THE EXERCISE: Output all of the entries exactly as written.

Dataset rows:
----------------------------------------
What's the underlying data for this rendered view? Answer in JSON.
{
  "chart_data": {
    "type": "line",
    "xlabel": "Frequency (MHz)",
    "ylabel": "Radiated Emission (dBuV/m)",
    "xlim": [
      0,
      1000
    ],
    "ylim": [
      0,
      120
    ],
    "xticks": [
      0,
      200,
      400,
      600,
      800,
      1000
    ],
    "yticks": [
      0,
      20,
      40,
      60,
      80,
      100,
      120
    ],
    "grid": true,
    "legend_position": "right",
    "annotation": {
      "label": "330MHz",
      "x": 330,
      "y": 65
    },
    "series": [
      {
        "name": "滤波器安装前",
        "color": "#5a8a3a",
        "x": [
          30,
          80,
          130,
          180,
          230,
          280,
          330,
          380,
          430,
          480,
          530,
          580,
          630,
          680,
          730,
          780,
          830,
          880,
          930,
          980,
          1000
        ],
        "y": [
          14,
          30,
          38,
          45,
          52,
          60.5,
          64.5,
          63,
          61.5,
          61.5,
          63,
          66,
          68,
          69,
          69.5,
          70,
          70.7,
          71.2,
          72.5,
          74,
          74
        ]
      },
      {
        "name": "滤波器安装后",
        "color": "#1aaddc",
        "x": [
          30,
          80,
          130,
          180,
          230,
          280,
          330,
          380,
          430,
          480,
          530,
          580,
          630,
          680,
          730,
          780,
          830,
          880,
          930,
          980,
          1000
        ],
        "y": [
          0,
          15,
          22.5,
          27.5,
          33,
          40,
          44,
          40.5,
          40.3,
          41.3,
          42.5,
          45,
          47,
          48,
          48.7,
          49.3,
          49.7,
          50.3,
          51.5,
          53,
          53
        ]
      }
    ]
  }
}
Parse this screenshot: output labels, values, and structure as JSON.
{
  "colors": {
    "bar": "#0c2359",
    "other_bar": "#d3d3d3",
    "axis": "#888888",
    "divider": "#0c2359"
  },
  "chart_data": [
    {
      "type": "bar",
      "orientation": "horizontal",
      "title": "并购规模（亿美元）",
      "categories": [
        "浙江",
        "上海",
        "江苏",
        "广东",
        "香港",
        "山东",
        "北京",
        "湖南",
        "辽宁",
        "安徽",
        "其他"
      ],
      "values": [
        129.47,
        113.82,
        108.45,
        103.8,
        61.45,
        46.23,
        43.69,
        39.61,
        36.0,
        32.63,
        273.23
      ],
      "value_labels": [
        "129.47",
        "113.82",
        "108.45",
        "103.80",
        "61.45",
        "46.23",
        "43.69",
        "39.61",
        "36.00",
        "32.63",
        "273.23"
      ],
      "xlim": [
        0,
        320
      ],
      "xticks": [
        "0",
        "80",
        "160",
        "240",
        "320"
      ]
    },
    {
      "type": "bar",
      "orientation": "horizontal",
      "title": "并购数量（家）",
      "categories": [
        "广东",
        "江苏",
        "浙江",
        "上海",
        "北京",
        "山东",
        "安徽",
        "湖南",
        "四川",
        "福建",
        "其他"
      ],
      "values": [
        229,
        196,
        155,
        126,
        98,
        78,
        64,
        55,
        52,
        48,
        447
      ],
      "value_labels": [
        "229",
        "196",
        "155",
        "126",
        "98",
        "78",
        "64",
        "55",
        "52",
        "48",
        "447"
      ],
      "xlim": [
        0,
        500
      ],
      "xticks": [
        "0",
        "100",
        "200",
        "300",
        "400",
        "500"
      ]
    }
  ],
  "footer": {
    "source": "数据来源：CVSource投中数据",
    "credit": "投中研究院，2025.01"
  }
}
----------------------------------------
FULL OUTPUT:
What's the underlying data for this rendered view? Answer in JSON.
{
  "chart_data": {
    "type": "line",
    "xlabel": "Frequency (MHz)",
    "ylabel": "Radiated Emission (dBuV/m)",
    "xlim": [
      0,
      1000
    ],
    "ylim": [
      0,
      120
    ],
    "xticks": [
      0,
      200,
      400,
      600,
      800,
      1000
    ],
    "yticks": [
      0,
      20,
      40,
      60,
      80,
      100,
      120
    ],
    "grid": true,
    "legend_position": "right",
    "annotation": {
      "label": "330MHz",
      "x": 330,
      "y": 65
    },
    "series": [
      {
        "name": "滤波器安装前",
        "color": "#5a8a3a",
        "x": [
          30,
          80,
          130,
          180,
          230,
          280,
          330,
          380,
          430,
          480,
          530,
          580,
          630,
          680,
          730,
          780,
          830,
          880,
          930,
          980,
          1000
        ],
        "y": [
          14,
          30,
          38,
          45,
          52,
          60.5,
          64.5,
          63,
          61.5,
          61.5,
          63,
          66,
          68,
          69,
          69.5,
          70,
          70.7,
          71.2,
          72.5,
          74,
          74
        ]
      },
      {
        "name": "滤波器安装后",
        "color": "#1aaddc",
        "x": [
          30,
          80,
          130,
          180,
          230,
          280,
          330,
          380,
          430,
          480,
          530,
          580,
          630,
          680,
          730,
          780,
          830,
          880,
          930,
          980,
          1000
        ],
        "y": [
          0,
          15,
          22.5,
          27.5,
          33,
          40,
          44,
          40.5,
          40.3,
          41.3,
          42.5,
          45,
          47,
          48,
          48.7,
          49.3,
          49.7,
          50.3,
          51.5,
          53,
          53
        ]
      }
    ]
  }
}
Parse this screenshot: output labels, values, and structure as JSON.
{
  "colors": {
    "bar": "#0c2359",
    "other_bar": "#d3d3d3",
    "axis": "#888888",
    "divider": "#0c2359"
  },
  "chart_data": [
    {
      "type": "bar",
      "orientation": "horizontal",
      "title": "并购规模（亿美元）",
      "categories": [
        "浙江",
        "上海",
        "江苏",
        "广东",
        "香港",
        "山东",
        "北京",
        "湖南",
        "辽宁",
        "安徽",
        "其他"
      ],
      "values": [
        129.47,
        113.82,
        108.45,
        103.8,
        61.45,
        46.23,
        43.69,
        39.61,
        36.0,
        32.63,
        273.23
      ],
      "value_labels": [
        "129.47",
        "113.82",
        "108.45",
        "103.80",
        "61.45",
        "46.23",
        "43.69",
        "39.61",
        "36.00",
        "32.63",
        "273.23"
      ],
      "xlim": [
        0,
        320
      ],
      "xticks": [
        "0",
        "80",
        "160",
        "240",
        "320"
      ]
    },
    {
      "type": "bar",
      "orientation": "horizontal",
      "title": "并购数量（家）",
      "categories": [
        "广东",
        "江苏",
        "浙江",
        "上海",
        "北京",
        "山东",
        "安徽",
        "湖南",
        "四川",
        "福建",
        "其他"
      ],
      "values": [
        229,
        196,
        155,
        126,
        98,
        78,
        64,
        55,
        52,
        48,
        447
      ],
      "value_labels": [
        "229",
        "196",
        "155",
        "126",
        "98",
        "78",
        "64",
        "55",
        "52",
        "48",
        "447"
      ],
      "xlim": [
        0,
        500
      ],
      "xticks": [
        "0",
        "100",
        "200",
        "300",
        "400",
        "500"
      ]
    }
  ],
  "footer": {
    "source": "数据来源：CVSource投中数据",
    "credit": "投中研究院，2025.01"
  }
}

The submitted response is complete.